Exercise brief:
Output every entry exactly as written, skipping any pictures.

** START OF Data in this exercise **

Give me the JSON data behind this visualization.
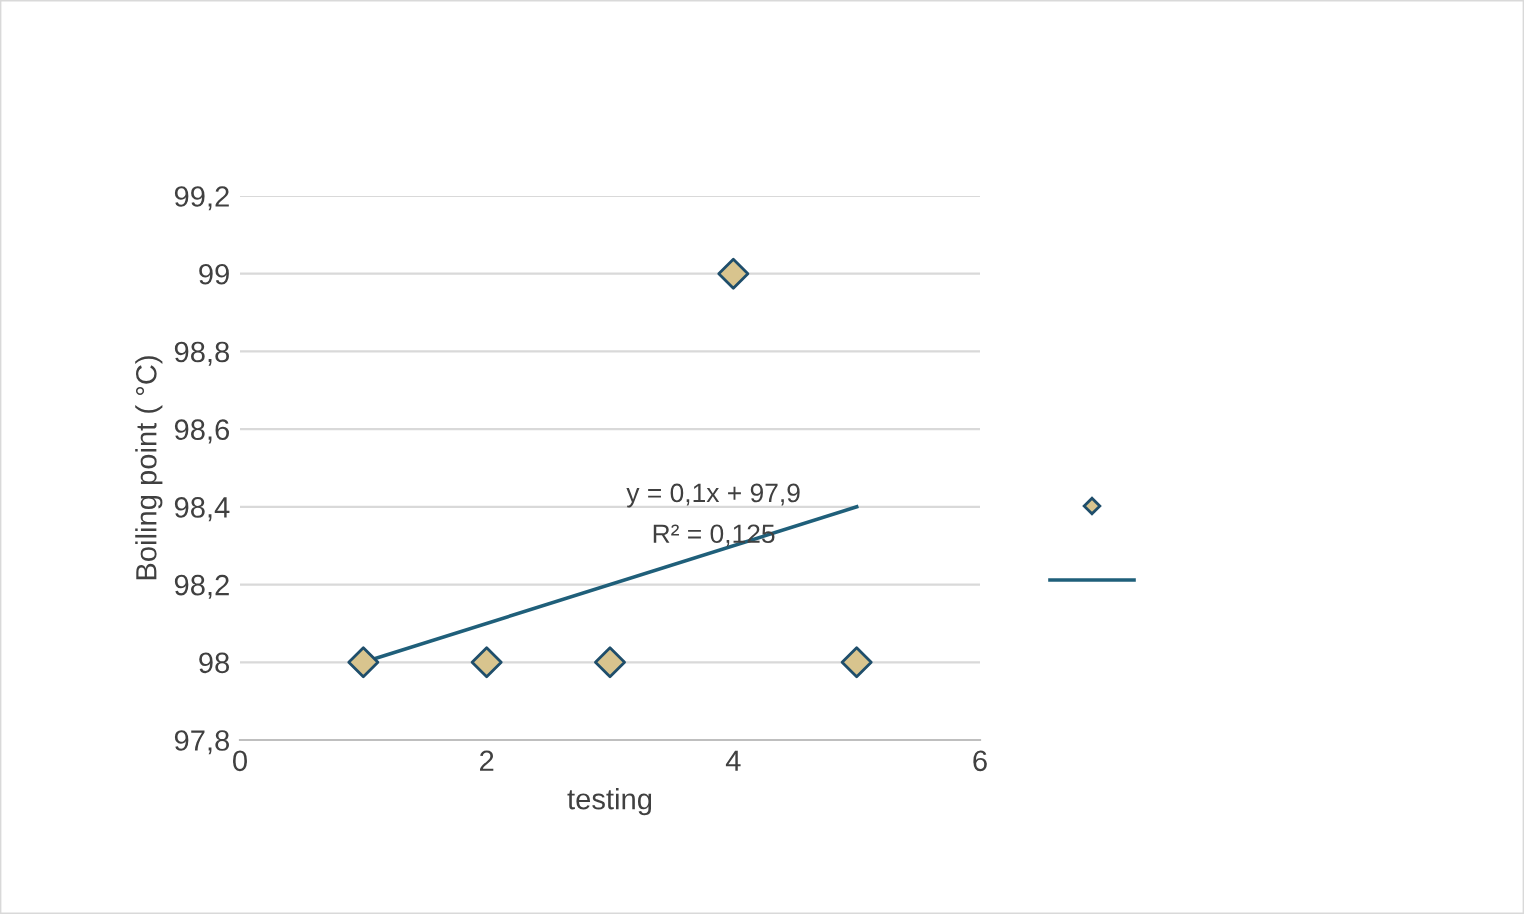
{
  "chart_data": {
    "type": "scatter",
    "xlabel": "testing",
    "ylabel": "Boiling point ( °C)",
    "x": [
      1,
      2,
      3,
      4,
      5
    ],
    "series": [
      {
        "color": "#d8c48e",
        "values": [
          98,
          98,
          98,
          99,
          98
        ],
        "marker": "diamond"
      },
      {
        "type": "line",
        "color": "#1f5f7a",
        "x": [
          1,
          5
        ],
        "values": [
          98.0,
          98.4
        ],
        "marker": "none"
      }
    ],
    "xlim": [
      0,
      6
    ],
    "xticks": [
      0,
      2,
      4,
      6
    ],
    "ylim": [
      97.8,
      99.2
    ],
    "yticks": [
      {
        "value": 97.8,
        "label": "97,8"
      },
      {
        "value": 98,
        "label": "98"
      },
      {
        "value": 98.2,
        "label": "98,2"
      },
      {
        "value": 98.4,
        "label": "98,4"
      },
      {
        "value": 98.6,
        "label": "98,6"
      },
      {
        "value": 98.8,
        "label": "98,8"
      },
      {
        "value": 99,
        "label": "99"
      },
      {
        "value": 99.2,
        "label": "99,2"
      }
    ],
    "grid": "y",
    "annotations": [
      "y = 0,1x + 97,9",
      "R² = 0,125"
    ]
  }
}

** END OF Data in this exercise **

Written response:
Give me the JSON data behind this visualization.
{
  "chart_data": {
    "type": "scatter",
    "xlabel": "testing",
    "ylabel": "Boiling point ( °C)",
    "x": [
      1,
      2,
      3,
      4,
      5
    ],
    "series": [
      {
        "color": "#d8c48e",
        "values": [
          98,
          98,
          98,
          99,
          98
        ],
        "marker": "diamond"
      },
      {
        "type": "line",
        "color": "#1f5f7a",
        "x": [
          1,
          5
        ],
        "values": [
          98.0,
          98.4
        ],
        "marker": "none"
      }
    ],
    "xlim": [
      0,
      6
    ],
    "xticks": [
      0,
      2,
      4,
      6
    ],
    "ylim": [
      97.8,
      99.2
    ],
    "yticks": [
      {
        "value": 97.8,
        "label": "97,8"
      },
      {
        "value": 98,
        "label": "98"
      },
      {
        "value": 98.2,
        "label": "98,2"
      },
      {
        "value": 98.4,
        "label": "98,4"
      },
      {
        "value": 98.6,
        "label": "98,6"
      },
      {
        "value": 98.8,
        "label": "98,8"
      },
      {
        "value": 99,
        "label": "99"
      },
      {
        "value": 99.2,
        "label": "99,2"
      }
    ],
    "grid": "y",
    "annotations": [
      "y = 0,1x + 97,9",
      "R² = 0,125"
    ]
  }
}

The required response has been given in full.